### Problem
The output should be every line below that includes the word "Calc".

[Structured page parsing data]
********************

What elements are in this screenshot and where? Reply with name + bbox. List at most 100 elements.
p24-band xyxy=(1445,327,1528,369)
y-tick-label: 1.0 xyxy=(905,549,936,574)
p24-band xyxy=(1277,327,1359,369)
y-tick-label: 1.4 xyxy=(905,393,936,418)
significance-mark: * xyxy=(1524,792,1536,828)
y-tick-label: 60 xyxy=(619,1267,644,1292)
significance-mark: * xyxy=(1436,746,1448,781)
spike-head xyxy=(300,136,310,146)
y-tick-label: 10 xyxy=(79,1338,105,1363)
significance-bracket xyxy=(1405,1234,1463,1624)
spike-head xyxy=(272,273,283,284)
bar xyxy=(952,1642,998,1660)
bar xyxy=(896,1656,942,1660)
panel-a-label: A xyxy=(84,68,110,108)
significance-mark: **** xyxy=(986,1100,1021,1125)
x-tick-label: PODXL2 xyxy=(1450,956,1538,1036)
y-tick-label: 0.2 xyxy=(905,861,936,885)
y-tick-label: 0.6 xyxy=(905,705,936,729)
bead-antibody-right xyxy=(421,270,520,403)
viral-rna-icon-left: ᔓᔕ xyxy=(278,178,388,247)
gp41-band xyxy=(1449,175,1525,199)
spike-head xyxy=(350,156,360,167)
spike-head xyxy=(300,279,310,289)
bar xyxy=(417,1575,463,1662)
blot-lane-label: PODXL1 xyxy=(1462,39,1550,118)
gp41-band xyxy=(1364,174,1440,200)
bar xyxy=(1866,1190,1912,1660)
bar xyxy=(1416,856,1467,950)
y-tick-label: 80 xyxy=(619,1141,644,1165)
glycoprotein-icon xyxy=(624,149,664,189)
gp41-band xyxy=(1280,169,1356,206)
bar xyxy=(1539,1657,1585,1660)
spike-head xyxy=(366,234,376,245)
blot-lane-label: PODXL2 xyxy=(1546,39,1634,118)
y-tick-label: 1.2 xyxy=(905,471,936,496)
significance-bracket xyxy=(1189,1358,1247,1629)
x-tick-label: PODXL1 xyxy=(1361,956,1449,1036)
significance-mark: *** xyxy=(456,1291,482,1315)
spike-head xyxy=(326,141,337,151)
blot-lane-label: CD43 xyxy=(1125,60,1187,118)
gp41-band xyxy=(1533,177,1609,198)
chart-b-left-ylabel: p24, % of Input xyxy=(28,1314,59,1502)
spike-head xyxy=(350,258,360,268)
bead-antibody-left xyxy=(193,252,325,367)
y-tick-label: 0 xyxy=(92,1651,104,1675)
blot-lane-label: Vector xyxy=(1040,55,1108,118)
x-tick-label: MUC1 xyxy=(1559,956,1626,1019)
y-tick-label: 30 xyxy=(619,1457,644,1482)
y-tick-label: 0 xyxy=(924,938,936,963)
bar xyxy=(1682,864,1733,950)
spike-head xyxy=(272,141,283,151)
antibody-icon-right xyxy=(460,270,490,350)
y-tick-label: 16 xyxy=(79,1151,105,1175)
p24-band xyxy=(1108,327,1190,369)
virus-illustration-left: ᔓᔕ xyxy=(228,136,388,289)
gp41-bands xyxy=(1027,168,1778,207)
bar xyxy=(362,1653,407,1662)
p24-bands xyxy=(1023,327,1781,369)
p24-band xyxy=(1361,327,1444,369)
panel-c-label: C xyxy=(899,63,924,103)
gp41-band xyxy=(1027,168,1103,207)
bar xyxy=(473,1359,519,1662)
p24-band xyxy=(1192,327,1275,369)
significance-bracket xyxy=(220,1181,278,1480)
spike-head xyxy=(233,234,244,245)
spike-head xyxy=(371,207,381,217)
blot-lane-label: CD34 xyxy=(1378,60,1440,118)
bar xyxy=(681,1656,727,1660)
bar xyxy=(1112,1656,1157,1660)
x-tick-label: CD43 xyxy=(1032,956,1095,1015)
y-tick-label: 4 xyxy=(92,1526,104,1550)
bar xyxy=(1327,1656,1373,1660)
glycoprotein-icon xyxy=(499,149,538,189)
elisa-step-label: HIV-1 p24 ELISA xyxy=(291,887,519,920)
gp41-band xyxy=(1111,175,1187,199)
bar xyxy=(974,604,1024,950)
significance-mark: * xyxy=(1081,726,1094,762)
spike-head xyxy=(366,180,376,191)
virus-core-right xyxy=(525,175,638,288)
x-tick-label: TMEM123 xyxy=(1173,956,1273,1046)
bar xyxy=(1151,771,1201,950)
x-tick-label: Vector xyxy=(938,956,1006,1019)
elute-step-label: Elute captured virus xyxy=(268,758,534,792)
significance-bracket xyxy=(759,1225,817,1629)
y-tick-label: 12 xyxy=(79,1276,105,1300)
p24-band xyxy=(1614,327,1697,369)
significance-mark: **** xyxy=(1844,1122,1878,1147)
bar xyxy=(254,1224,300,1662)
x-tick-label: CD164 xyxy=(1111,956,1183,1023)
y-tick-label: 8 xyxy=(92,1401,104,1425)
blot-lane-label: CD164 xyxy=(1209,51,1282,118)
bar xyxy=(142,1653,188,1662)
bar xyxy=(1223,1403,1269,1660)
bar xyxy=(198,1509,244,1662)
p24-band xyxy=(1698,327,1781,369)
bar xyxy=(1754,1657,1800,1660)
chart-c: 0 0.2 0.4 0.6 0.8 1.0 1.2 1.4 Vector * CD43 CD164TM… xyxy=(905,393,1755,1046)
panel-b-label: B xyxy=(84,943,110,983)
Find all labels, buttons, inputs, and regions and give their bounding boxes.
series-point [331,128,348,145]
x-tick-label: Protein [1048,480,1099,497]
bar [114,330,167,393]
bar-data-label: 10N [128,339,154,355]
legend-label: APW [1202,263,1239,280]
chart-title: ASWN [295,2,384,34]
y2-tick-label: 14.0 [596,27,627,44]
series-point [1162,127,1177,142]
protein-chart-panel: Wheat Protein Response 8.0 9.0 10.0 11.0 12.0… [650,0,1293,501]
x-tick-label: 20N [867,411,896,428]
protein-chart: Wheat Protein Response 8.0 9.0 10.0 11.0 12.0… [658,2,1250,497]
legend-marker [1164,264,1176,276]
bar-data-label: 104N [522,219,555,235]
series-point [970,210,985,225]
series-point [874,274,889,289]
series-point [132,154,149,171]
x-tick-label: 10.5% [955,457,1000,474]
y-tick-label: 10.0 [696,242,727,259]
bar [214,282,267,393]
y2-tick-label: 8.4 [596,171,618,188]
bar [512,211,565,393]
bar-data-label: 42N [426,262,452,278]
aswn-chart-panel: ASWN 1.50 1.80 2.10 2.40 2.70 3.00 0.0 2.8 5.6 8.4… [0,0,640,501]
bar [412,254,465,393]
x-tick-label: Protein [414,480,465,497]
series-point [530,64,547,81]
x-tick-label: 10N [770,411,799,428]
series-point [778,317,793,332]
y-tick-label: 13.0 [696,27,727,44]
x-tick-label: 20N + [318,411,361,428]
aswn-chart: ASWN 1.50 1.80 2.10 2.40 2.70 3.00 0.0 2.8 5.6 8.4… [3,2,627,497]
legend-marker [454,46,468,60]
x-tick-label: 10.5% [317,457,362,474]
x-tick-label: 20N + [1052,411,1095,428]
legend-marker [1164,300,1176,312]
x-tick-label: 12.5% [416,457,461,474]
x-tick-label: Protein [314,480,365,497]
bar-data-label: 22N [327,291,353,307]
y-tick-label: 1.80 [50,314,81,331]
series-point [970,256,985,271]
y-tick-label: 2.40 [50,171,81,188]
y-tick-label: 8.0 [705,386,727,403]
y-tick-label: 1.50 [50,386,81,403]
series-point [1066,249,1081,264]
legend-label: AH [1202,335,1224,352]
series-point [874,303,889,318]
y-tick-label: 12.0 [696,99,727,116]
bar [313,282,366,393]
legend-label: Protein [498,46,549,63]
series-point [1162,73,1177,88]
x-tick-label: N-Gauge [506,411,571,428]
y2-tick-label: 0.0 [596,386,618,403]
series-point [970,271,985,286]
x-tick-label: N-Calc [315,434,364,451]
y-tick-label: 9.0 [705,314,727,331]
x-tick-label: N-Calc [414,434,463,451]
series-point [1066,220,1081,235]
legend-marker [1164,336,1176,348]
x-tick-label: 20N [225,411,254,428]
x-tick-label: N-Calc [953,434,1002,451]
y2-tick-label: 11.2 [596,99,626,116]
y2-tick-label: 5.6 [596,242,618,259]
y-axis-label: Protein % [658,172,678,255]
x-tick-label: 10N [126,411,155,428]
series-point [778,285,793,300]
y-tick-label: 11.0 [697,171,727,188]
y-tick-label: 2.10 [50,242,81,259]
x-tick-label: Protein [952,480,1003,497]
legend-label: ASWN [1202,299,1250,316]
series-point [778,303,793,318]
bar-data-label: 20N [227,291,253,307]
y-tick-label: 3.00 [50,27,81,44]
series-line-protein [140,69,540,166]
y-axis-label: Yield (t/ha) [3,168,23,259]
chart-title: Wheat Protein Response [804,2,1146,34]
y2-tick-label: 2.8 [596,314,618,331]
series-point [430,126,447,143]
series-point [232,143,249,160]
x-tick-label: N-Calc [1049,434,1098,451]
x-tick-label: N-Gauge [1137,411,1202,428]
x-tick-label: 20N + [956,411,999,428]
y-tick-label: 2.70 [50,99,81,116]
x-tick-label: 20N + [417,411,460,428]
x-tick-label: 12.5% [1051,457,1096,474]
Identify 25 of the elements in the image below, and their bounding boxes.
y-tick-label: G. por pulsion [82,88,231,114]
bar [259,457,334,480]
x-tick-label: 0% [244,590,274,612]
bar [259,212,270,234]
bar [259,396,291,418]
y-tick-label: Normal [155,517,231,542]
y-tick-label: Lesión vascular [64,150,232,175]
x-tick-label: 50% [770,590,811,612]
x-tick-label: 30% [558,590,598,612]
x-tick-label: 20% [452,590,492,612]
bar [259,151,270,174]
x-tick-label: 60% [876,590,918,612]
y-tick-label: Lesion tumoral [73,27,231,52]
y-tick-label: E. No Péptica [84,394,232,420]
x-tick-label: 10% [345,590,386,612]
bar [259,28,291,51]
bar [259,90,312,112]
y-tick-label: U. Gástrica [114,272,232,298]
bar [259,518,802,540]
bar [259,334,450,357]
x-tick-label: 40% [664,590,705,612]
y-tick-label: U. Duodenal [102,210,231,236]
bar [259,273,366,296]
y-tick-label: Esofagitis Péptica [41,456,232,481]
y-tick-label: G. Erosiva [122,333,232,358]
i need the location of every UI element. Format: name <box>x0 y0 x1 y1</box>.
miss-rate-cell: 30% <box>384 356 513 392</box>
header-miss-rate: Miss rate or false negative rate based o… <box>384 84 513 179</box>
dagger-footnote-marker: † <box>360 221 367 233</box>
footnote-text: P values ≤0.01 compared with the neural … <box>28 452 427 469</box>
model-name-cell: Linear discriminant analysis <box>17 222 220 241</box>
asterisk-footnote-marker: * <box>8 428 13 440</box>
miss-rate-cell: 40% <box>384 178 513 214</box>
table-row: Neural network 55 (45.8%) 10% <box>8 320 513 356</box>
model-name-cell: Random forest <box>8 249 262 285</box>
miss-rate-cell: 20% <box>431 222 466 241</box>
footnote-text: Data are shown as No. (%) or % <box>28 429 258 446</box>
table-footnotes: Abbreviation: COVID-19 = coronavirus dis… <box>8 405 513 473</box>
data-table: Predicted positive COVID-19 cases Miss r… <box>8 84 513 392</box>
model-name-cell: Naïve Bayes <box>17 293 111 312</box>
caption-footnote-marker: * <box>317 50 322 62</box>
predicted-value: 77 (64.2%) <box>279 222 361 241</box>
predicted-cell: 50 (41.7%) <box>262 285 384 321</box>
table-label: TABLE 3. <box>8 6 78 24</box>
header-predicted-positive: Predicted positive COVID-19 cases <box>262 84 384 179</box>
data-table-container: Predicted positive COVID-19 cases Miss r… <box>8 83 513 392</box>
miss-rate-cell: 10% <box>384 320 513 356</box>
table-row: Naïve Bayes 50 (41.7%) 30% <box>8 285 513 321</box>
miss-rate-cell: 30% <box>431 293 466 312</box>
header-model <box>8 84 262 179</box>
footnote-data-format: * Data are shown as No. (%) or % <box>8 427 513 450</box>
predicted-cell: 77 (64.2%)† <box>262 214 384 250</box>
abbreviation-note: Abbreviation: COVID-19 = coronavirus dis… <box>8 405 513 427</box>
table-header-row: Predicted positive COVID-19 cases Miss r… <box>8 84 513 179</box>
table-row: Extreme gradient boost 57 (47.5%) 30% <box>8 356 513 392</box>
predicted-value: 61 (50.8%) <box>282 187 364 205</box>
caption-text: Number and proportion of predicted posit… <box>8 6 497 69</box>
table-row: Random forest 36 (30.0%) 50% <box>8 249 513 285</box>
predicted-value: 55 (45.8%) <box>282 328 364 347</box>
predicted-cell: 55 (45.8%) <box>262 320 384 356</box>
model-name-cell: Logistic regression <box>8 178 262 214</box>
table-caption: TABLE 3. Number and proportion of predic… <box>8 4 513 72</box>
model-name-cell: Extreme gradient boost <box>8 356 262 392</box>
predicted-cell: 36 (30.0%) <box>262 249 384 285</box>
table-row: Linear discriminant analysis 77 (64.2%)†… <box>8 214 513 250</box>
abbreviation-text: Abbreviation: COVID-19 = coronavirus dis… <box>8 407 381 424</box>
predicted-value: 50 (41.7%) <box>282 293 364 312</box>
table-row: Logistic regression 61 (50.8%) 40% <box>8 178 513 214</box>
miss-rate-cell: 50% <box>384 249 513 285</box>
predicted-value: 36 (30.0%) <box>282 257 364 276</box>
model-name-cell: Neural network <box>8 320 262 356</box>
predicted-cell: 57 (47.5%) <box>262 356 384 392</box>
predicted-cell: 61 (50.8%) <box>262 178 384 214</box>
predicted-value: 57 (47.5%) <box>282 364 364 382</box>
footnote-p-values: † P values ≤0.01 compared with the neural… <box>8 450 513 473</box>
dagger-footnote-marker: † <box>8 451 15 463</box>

********************

### Response below
x-tick-label: N-Calc [315,434,364,451]
x-tick-label: N-Calc [414,434,463,451]
x-tick-label: N-Calc [953,434,1002,451]
x-tick-label: N-Calc [1049,434,1098,451]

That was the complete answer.